* _WORK TO DO_
Output every entry exactly as written.

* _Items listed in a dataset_
— BEGIN —
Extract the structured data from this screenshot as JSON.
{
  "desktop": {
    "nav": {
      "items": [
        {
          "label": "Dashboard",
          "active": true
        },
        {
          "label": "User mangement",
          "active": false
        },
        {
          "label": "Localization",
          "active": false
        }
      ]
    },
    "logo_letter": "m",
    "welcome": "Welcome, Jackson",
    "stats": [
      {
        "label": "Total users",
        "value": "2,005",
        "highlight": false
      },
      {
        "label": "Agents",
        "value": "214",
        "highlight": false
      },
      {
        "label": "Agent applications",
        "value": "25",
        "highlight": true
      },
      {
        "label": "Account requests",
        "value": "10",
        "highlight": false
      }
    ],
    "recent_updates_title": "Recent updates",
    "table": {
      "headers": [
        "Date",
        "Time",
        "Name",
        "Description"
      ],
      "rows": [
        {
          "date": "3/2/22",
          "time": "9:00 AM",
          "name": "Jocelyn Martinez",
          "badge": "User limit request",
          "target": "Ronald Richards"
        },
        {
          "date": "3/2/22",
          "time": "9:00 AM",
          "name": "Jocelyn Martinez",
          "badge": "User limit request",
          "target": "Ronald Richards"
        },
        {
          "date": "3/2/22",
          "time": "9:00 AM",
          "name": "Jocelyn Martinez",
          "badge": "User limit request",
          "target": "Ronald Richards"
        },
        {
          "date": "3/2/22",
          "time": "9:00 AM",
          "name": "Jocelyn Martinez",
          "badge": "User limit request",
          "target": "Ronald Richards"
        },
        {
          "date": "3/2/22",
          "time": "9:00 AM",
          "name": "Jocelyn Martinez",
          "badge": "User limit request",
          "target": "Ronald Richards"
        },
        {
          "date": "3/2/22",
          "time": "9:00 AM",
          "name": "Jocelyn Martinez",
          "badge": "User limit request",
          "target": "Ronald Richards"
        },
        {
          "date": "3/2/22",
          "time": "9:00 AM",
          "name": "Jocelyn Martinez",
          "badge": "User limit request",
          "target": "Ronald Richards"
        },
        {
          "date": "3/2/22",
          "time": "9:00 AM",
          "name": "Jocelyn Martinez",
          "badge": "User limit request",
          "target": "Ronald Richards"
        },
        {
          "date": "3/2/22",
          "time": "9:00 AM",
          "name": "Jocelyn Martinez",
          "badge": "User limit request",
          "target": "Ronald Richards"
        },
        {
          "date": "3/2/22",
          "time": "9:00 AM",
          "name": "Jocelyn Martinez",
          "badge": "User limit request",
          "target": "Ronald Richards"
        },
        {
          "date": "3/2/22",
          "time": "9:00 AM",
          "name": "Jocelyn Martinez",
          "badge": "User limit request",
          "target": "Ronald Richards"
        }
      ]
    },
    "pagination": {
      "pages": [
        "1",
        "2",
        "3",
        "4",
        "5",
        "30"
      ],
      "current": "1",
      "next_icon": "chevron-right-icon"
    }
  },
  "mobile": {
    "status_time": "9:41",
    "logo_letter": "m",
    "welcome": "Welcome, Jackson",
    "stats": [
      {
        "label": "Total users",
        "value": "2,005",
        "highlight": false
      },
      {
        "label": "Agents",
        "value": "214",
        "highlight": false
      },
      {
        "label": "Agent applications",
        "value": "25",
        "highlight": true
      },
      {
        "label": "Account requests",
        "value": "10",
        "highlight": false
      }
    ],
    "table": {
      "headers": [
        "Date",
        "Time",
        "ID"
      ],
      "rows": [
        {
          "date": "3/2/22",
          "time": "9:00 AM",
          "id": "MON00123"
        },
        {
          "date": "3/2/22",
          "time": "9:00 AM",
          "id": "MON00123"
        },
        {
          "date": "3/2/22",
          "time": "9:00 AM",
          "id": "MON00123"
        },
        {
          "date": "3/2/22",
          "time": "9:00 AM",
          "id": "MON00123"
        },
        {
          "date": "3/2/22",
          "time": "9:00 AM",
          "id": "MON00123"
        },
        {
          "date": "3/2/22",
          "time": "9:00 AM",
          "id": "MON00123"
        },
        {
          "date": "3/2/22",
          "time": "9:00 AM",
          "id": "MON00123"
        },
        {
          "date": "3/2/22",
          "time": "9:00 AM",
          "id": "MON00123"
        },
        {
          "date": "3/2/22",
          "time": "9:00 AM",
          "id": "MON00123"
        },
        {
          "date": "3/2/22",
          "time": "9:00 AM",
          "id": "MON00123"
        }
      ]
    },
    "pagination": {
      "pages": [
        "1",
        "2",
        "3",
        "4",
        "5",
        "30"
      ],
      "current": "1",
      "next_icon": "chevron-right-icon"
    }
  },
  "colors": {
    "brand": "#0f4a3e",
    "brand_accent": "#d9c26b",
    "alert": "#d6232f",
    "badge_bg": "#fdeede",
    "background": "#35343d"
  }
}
— END —
* _RESULT OF THIS EXERCISE_
Extract the structured data from this screenshot as JSON.
{
  "desktop": {
    "nav": {
      "items": [
        {
          "label": "Dashboard",
          "active": true
        },
        {
          "label": "User mangement",
          "active": false
        },
        {
          "label": "Localization",
          "active": false
        }
      ]
    },
    "logo_letter": "m",
    "welcome": "Welcome, Jackson",
    "stats": [
      {
        "label": "Total users",
        "value": "2,005",
        "highlight": false
      },
      {
        "label": "Agents",
        "value": "214",
        "highlight": false
      },
      {
        "label": "Agent applications",
        "value": "25",
        "highlight": true
      },
      {
        "label": "Account requests",
        "value": "10",
        "highlight": false
      }
    ],
    "recent_updates_title": "Recent updates",
    "table": {
      "headers": [
        "Date",
        "Time",
        "Name",
        "Description"
      ],
      "rows": [
        {
          "date": "3/2/22",
          "time": "9:00 AM",
          "name": "Jocelyn Martinez",
          "badge": "User limit request",
          "target": "Ronald Richards"
        },
        {
          "date": "3/2/22",
          "time": "9:00 AM",
          "name": "Jocelyn Martinez",
          "badge": "User limit request",
          "target": "Ronald Richards"
        },
        {
          "date": "3/2/22",
          "time": "9:00 AM",
          "name": "Jocelyn Martinez",
          "badge": "User limit request",
          "target": "Ronald Richards"
        },
        {
          "date": "3/2/22",
          "time": "9:00 AM",
          "name": "Jocelyn Martinez",
          "badge": "User limit request",
          "target": "Ronald Richards"
        },
        {
          "date": "3/2/22",
          "time": "9:00 AM",
          "name": "Jocelyn Martinez",
          "badge": "User limit request",
          "target": "Ronald Richards"
        },
        {
          "date": "3/2/22",
          "time": "9:00 AM",
          "name": "Jocelyn Martinez",
          "badge": "User limit request",
          "target": "Ronald Richards"
        },
        {
          "date": "3/2/22",
          "time": "9:00 AM",
          "name": "Jocelyn Martinez",
          "badge": "User limit request",
          "target": "Ronald Richards"
        },
        {
          "date": "3/2/22",
          "time": "9:00 AM",
          "name": "Jocelyn Martinez",
          "badge": "User limit request",
          "target": "Ronald Richards"
        },
        {
          "date": "3/2/22",
          "time": "9:00 AM",
          "name": "Jocelyn Martinez",
          "badge": "User limit request",
          "target": "Ronald Richards"
        },
        {
          "date": "3/2/22",
          "time": "9:00 AM",
          "name": "Jocelyn Martinez",
          "badge": "User limit request",
          "target": "Ronald Richards"
        },
        {
          "date": "3/2/22",
          "time": "9:00 AM",
          "name": "Jocelyn Martinez",
          "badge": "User limit request",
          "target": "Ronald Richards"
        }
      ]
    },
    "pagination": {
      "pages": [
        "1",
        "2",
        "3",
        "4",
        "5",
        "30"
      ],
      "current": "1",
      "next_icon": "chevron-right-icon"
    }
  },
  "mobile": {
    "status_time": "9:41",
    "logo_letter": "m",
    "welcome": "Welcome, Jackson",
    "stats": [
      {
        "label": "Total users",
        "value": "2,005",
        "highlight": false
      },
      {
        "label": "Agents",
        "value": "214",
        "highlight": false
      },
      {
        "label": "Agent applications",
        "value": "25",
        "highlight": true
      },
      {
        "label": "Account requests",
        "value": "10",
        "highlight": false
      }
    ],
    "table": {
      "headers": [
        "Date",
        "Time",
        "ID"
      ],
      "rows": [
        {
          "date": "3/2/22",
          "time": "9:00 AM",
          "id": "MON00123"
        },
        {
          "date": "3/2/22",
          "time": "9:00 AM",
          "id": "MON00123"
        },
        {
          "date": "3/2/22",
          "time": "9:00 AM",
          "id": "MON00123"
        },
        {
          "date": "3/2/22",
          "time": "9:00 AM",
          "id": "MON00123"
        },
        {
          "date": "3/2/22",
          "time": "9:00 AM",
          "id": "MON00123"
        },
        {
          "date": "3/2/22",
          "time": "9:00 AM",
          "id": "MON00123"
        },
        {
          "date": "3/2/22",
          "time": "9:00 AM",
          "id": "MON00123"
        },
        {
          "date": "3/2/22",
          "time": "9:00 AM",
          "id": "MON00123"
        },
        {
          "date": "3/2/22",
          "time": "9:00 AM",
          "id": "MON00123"
        },
        {
          "date": "3/2/22",
          "time": "9:00 AM",
          "id": "MON00123"
        }
      ]
    },
    "pagination": {
      "pages": [
        "1",
        "2",
        "3",
        "4",
        "5",
        "30"
      ],
      "current": "1",
      "next_icon": "chevron-right-icon"
    }
  },
  "colors": {
    "brand": "#0f4a3e",
    "brand_accent": "#d9c26b",
    "alert": "#d6232f",
    "badge_bg": "#fdeede",
    "background": "#35343d"
  }
}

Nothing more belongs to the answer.